Required task: Restate the data word for word and leave the images out.

[Data listing]
## START
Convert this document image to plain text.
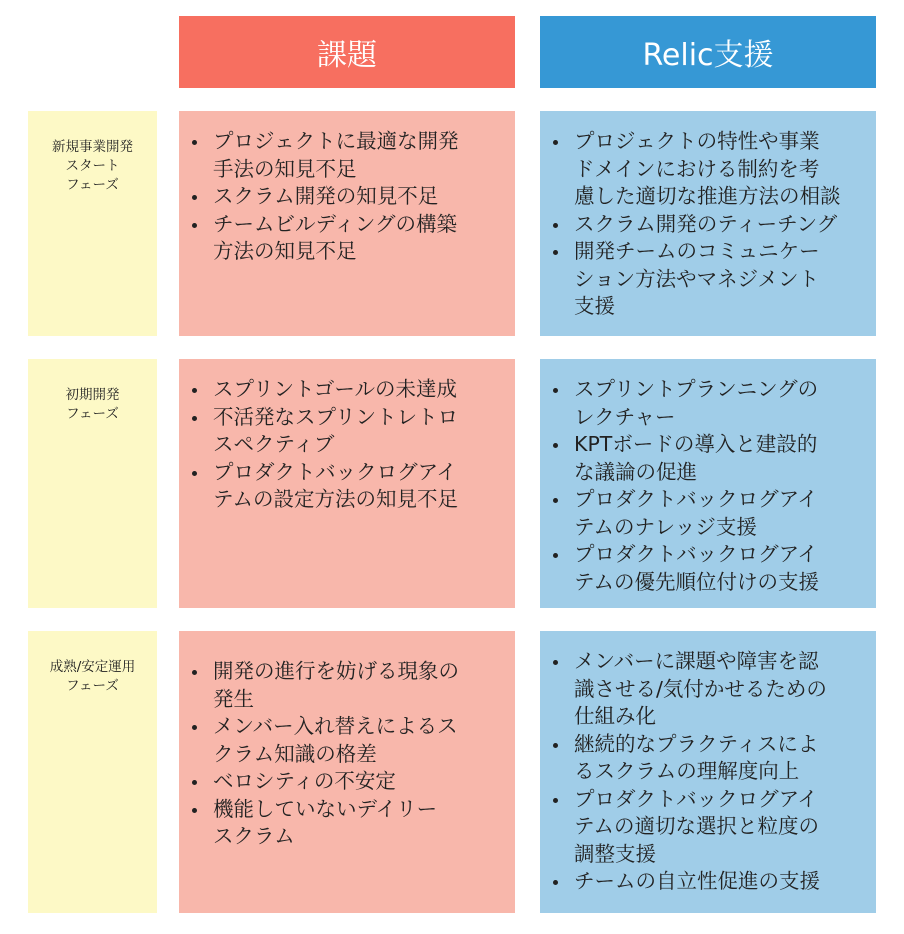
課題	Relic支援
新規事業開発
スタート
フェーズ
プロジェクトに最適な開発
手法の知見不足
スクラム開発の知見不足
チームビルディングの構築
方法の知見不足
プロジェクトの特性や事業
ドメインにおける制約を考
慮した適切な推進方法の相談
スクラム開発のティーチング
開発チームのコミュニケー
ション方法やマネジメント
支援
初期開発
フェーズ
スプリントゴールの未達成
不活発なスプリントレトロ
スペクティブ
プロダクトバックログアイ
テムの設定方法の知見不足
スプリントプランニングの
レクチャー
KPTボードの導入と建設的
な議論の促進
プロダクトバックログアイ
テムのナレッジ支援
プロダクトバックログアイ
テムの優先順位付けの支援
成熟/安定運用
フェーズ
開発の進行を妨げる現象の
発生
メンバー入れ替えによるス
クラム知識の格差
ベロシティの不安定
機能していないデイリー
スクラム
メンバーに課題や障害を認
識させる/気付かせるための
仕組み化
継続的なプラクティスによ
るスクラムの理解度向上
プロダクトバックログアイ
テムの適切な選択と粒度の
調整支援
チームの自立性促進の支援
## END
Reply:
Convert this document image to plain text.
課題	Relic支援
新規事業開発
スタート
フェーズ
プロジェクトに最適な開発
手法の知見不足
スクラム開発の知見不足
チームビルディングの構築
方法の知見不足
プロジェクトの特性や事業
ドメインにおける制約を考
慮した適切な推進方法の相談
スクラム開発のティーチング
開発チームのコミュニケー
ション方法やマネジメント
支援
初期開発
フェーズ
スプリントゴールの未達成
不活発なスプリントレトロ
スペクティブ
プロダクトバックログアイ
テムの設定方法の知見不足
スプリントプランニングの
レクチャー
KPTボードの導入と建設的
な議論の促進
プロダクトバックログアイ
テムのナレッジ支援
プロダクトバックログアイ
テムの優先順位付けの支援
成熟/安定運用
フェーズ
開発の進行を妨げる現象の
発生
メンバー入れ替えによるス
クラム知識の格差
ベロシティの不安定
機能していないデイリー
スクラム
メンバーに課題や障害を認
識させる/気付かせるための
仕組み化
継続的なプラクティスによ
るスクラムの理解度向上
プロダクトバックログアイ
テムの適切な選択と粒度の
調整支援
チームの自立性促進の支援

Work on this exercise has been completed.